TO BE DONE: Give every line again exactly as it appears, please, but not the pictures.

INPUT ROWS:
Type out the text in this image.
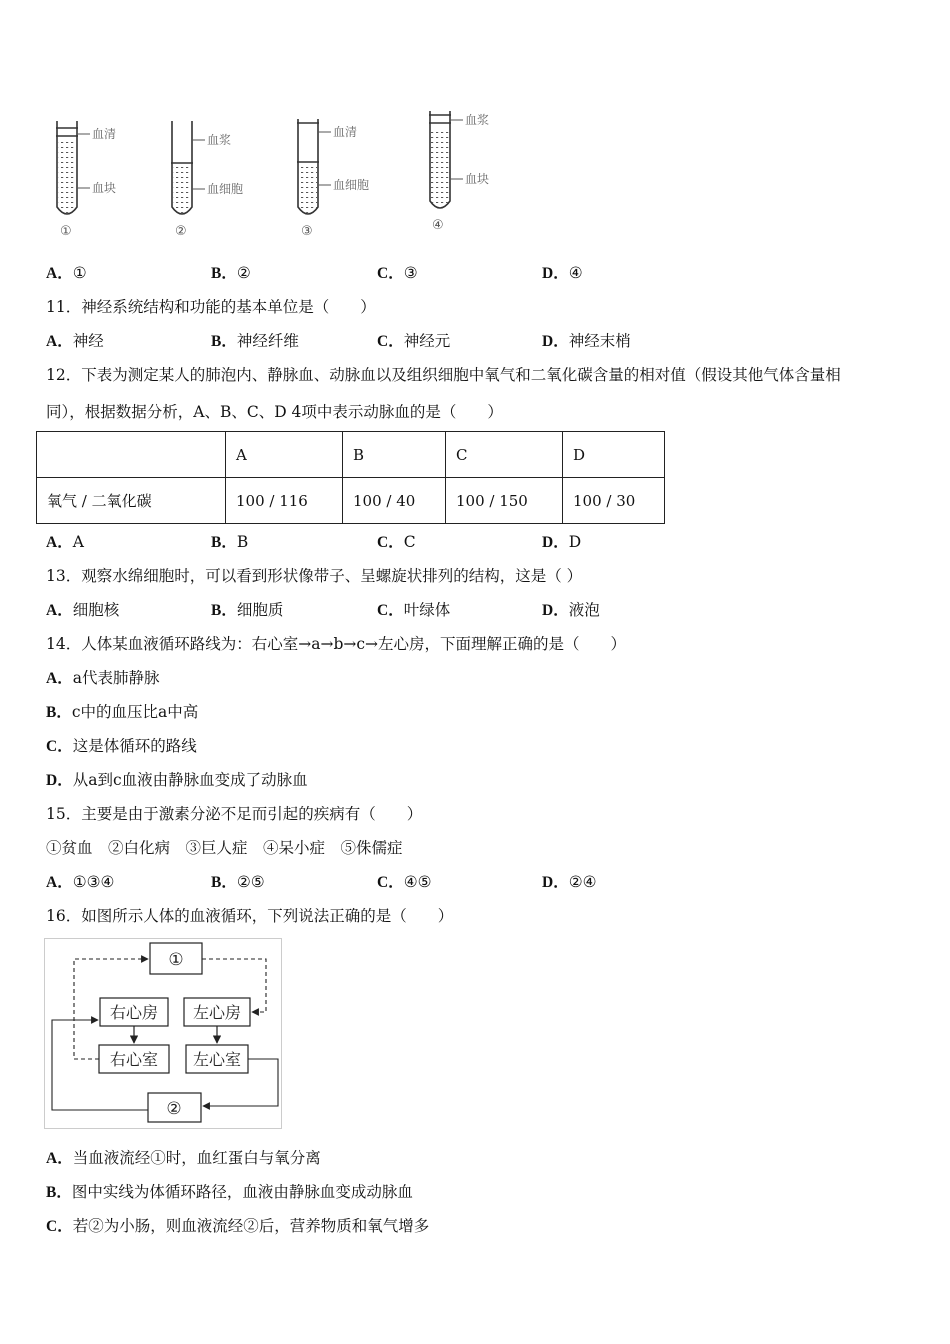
血清
血块
①
血浆
血细胞
②
血清
血细胞
③
血浆
血块
④
A．①	B．②	C．③	D．④
11．神经系统结构和功能的基本单位是（　　）
A．神经	B．神经纤维	C．神经元	D．神经末梢
12．下表为测定某人的肺泡内、静脉血、动脉血以及组织细胞中氧气和二氧化碳含量的相对值（假设其他气体含量相
同），根据数据分析，A、B、C、D 4项中表示动脉血的是（　　）
	A	B	C	D
氧气 / 二氧化碳	100 / 116	100 / 40	100 / 150	100 / 30
A．A	B．B	C．C	D．D
13．观察水绵细胞时，可以看到形状像带子、呈螺旋状排列的结构，这是（ ）
A．细胞核	B．细胞质	C．叶绿体	D．液泡
14．人体某血液循环路线为：右心室→a→b→c→左心房，下面理解正确的是（　　）
A．a代表肺静脉
B．c中的血压比a中高
C．这是体循环的路线
D．从a到c血液由静脉血变成了动脉血
15．主要是由于激素分泌不足而引起的疾病有（　　）
①贫血　②白化病　③巨人症　④呆小症　⑤侏儒症
A．①③④	B．②⑤	C．④⑤	D．②④
16．如图所示人体的血液循环，下列说法正确的是（　　）
①
右心房 左心房
右心室 左心室
②
A．当血液流经①时，血红蛋白与氧分离
B．图中实线为体循环路径，血液由静脉血变成动脉血
C．若②为小肠，则血液流经②后，营养物质和氧气增多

RESPONSE FOR THIS EXERCISE:
Type out the text in this image.
血清
血块
①
血浆
血细胞
②
血清
血细胞
③
血浆
血块
④
A．①	B．②	C．③	D．④
11．神经系统结构和功能的基本单位是（　　）
A．神经	B．神经纤维	C．神经元	D．神经末梢
12．下表为测定某人的肺泡内、静脉血、动脉血以及组织细胞中氧气和二氧化碳含量的相对值（假设其他气体含量相
同），根据数据分析，A、B、C、D 4项中表示动脉血的是（　　）
	A	B	C	D
氧气 / 二氧化碳	100 / 116	100 / 40	100 / 150	100 / 30
A．A	B．B	C．C	D．D
13．观察水绵细胞时，可以看到形状像带子、呈螺旋状排列的结构，这是（ ）
A．细胞核	B．细胞质	C．叶绿体	D．液泡
14．人体某血液循环路线为：右心室→a→b→c→左心房，下面理解正确的是（　　）
A．a代表肺静脉
B．c中的血压比a中高
C．这是体循环的路线
D．从a到c血液由静脉血变成了动脉血
15．主要是由于激素分泌不足而引起的疾病有（　　）
①贫血　②白化病　③巨人症　④呆小症　⑤侏儒症
A．①③④	B．②⑤	C．④⑤	D．②④
16．如图所示人体的血液循环，下列说法正确的是（　　）
①
右心房 左心房
右心室 左心室
②
A．当血液流经①时，血红蛋白与氧分离
B．图中实线为体循环路径，血液由静脉血变成动脉血
C．若②为小肠，则血液流经②后，营养物质和氧气增多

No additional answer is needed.